== WHAT IS REQUIRED ==
In the data below, find every line with the string "Intensity" and pull it out.

Saved data entries:
----------------
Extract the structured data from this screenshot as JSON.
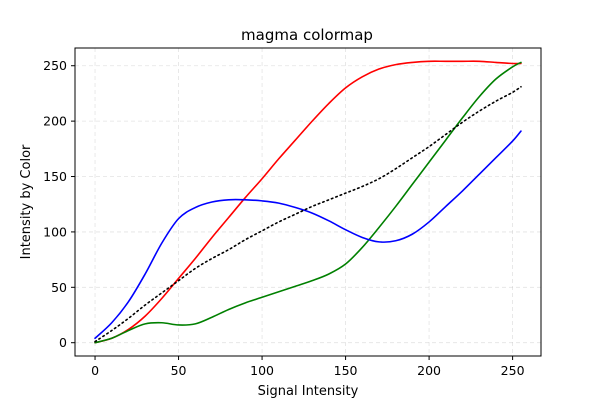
{
  "chart_data": {
    "type": "line",
    "title": "magma colormap",
    "xlabel": "Signal Intensity",
    "ylabel": "Intensity by Color",
    "xlim": [
      -12,
      267
    ],
    "ylim": [
      -12,
      266
    ],
    "xticks": [
      0,
      50,
      100,
      150,
      200,
      250
    ],
    "yticks": [
      0,
      50,
      100,
      150,
      200,
      250
    ],
    "grid": true,
    "x": [
      0,
      10,
      20,
      30,
      40,
      50,
      60,
      70,
      80,
      90,
      100,
      110,
      120,
      130,
      140,
      150,
      160,
      170,
      180,
      190,
      200,
      210,
      220,
      230,
      240,
      250,
      255
    ],
    "series": [
      {
        "color": "#ff0000",
        "style": "solid",
        "values": [
          0,
          4,
          12,
          24,
          40,
          58,
          76,
          95,
          113,
          131,
          148,
          166,
          183,
          200,
          216,
          230,
          240,
          247,
          251,
          253,
          254,
          254,
          254,
          254,
          253,
          252,
          252
        ]
      },
      {
        "color": "#008000",
        "style": "solid",
        "values": [
          0,
          4,
          11,
          17,
          18,
          16,
          17,
          23,
          30,
          36,
          41,
          46,
          51,
          56,
          62,
          71,
          86,
          104,
          123,
          143,
          163,
          183,
          203,
          222,
          238,
          249,
          253
        ]
      },
      {
        "color": "#0000ff",
        "style": "solid",
        "values": [
          4,
          18,
          37,
          62,
          90,
          112,
          122,
          127,
          129,
          129,
          128,
          126,
          122,
          117,
          110,
          102,
          95,
          91,
          92,
          98,
          109,
          123,
          137,
          152,
          167,
          182,
          191
        ]
      },
      {
        "color": "#000000",
        "style": "dotted",
        "values": [
          1,
          11,
          22,
          34,
          45,
          56,
          67,
          76,
          84,
          93,
          101,
          109,
          116,
          123,
          129,
          135,
          141,
          148,
          157,
          167,
          177,
          188,
          199,
          209,
          218,
          226,
          231
        ]
      }
    ]
  }
}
----------------
== REPLY ==
    "xlabel": "Signal Intensity",
    "ylabel": "Intensity by Color",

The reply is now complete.